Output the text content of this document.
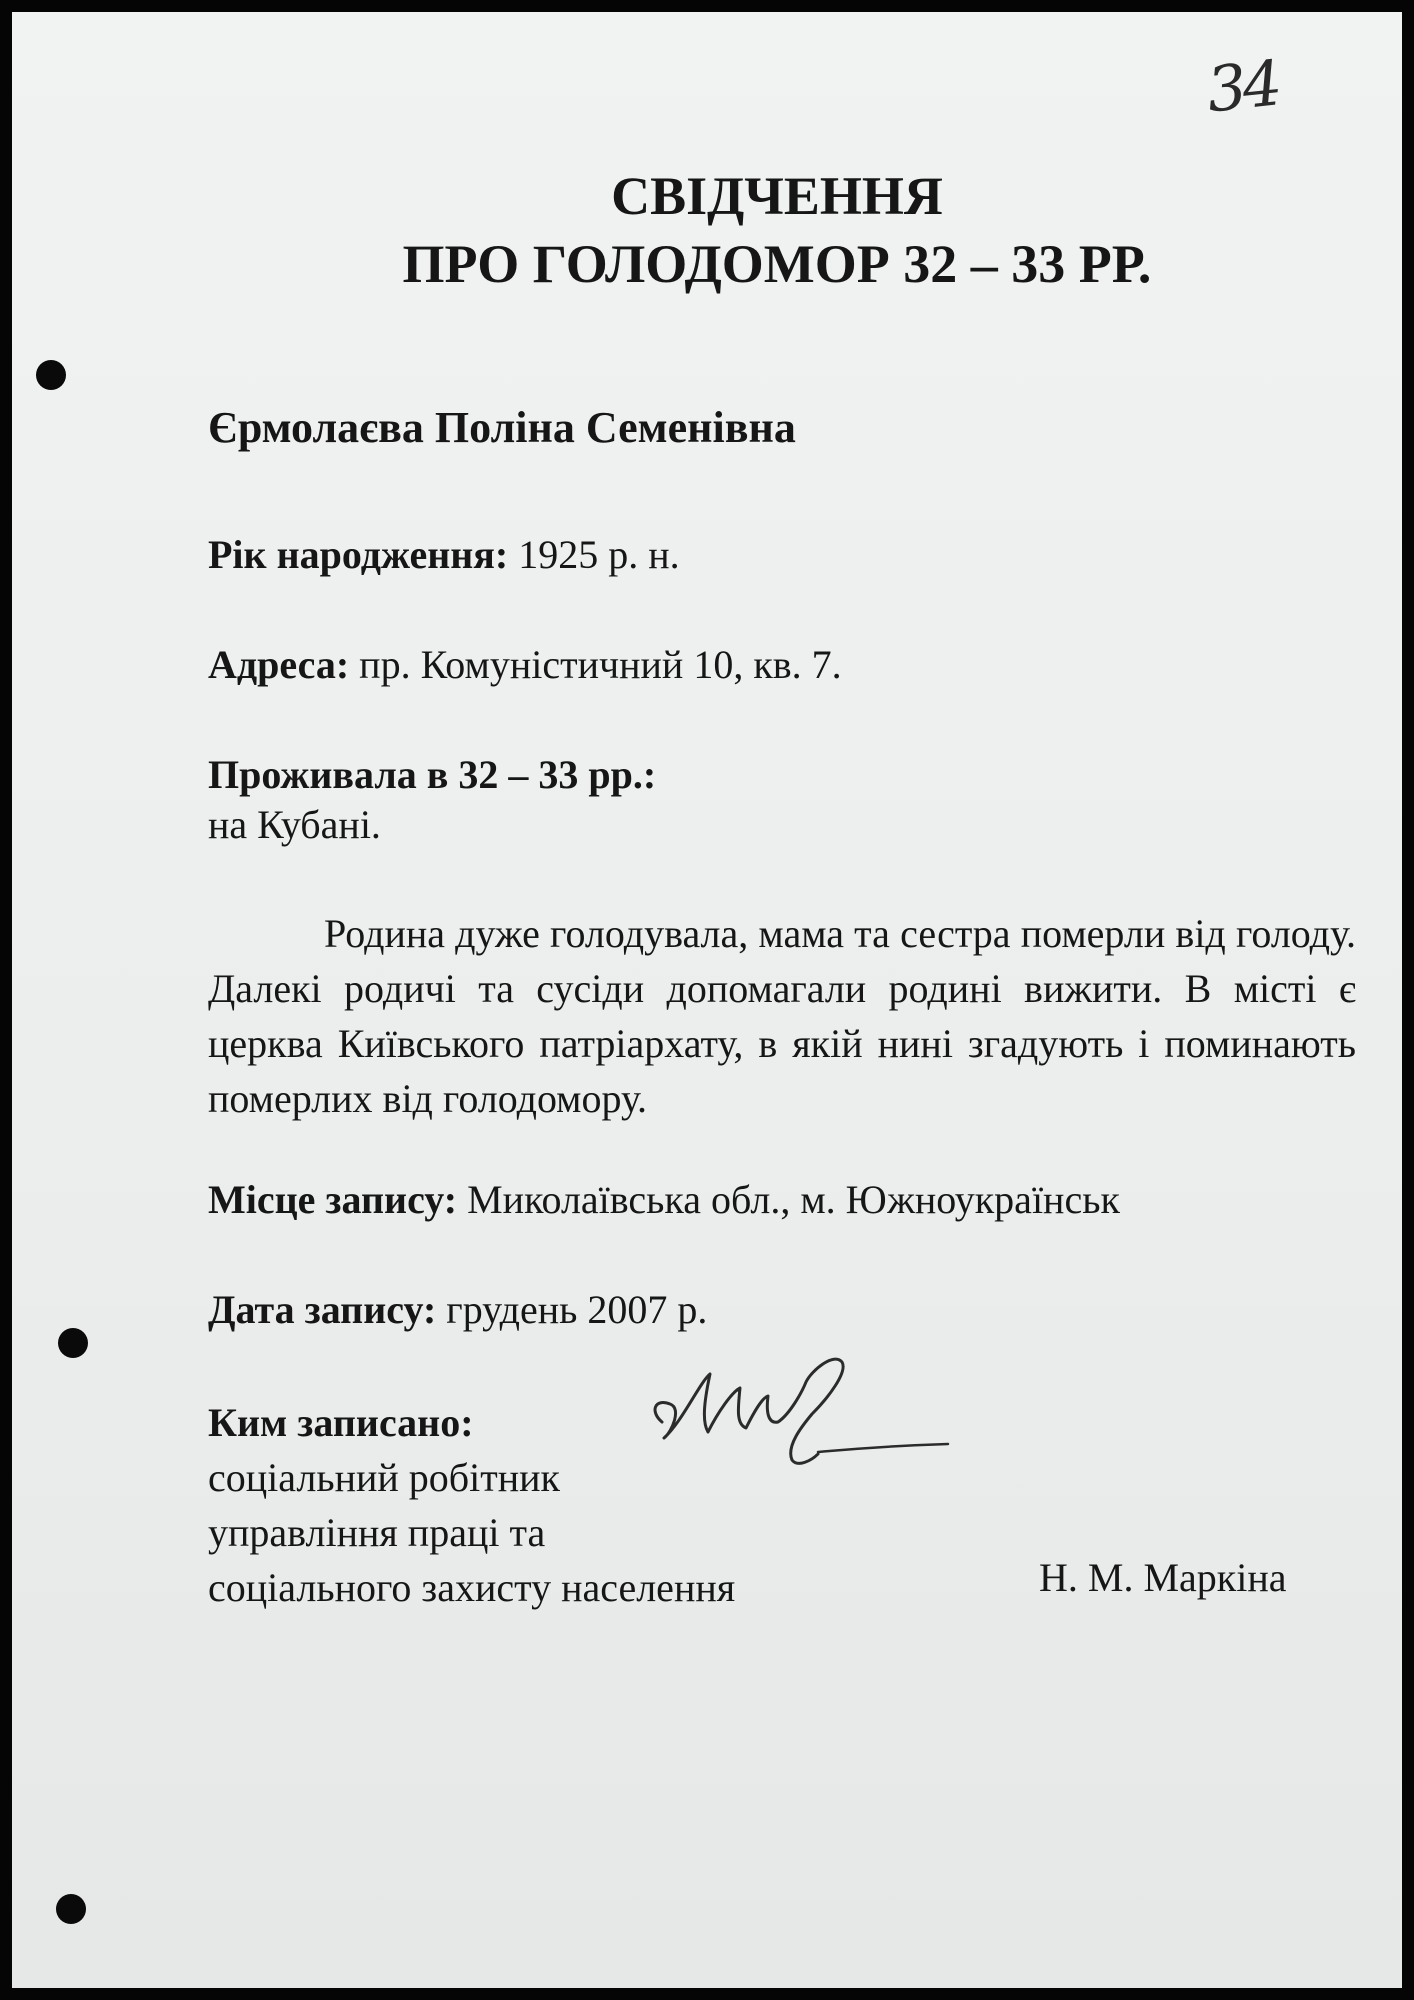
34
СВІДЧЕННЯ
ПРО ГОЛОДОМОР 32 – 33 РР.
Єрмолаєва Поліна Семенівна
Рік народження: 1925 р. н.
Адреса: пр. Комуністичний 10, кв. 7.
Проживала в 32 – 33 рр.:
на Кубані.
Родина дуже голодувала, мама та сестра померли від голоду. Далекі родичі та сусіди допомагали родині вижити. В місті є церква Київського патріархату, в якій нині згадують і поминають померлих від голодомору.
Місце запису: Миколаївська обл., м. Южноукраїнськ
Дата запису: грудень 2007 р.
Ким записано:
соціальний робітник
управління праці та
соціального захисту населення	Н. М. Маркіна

--

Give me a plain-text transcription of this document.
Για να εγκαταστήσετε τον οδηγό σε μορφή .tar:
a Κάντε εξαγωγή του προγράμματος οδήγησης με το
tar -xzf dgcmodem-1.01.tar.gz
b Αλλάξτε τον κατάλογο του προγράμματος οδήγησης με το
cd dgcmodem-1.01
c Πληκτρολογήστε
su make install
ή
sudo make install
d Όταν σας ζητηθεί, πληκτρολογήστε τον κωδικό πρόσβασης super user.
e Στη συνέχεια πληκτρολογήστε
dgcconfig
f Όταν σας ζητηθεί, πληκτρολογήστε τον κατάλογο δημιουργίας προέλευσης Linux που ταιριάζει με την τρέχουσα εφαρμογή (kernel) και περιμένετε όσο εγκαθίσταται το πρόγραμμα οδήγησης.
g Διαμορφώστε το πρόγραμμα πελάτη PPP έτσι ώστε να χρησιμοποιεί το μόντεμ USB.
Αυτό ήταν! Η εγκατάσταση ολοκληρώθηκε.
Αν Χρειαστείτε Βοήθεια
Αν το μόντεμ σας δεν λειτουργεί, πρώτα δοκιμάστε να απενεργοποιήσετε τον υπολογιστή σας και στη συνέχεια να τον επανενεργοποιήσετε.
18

◆ **GIVEN PROBLEM**
Using the listing, say how many lines include the word "запису", and add nothing else.

◆ **THE OUTPUT**
2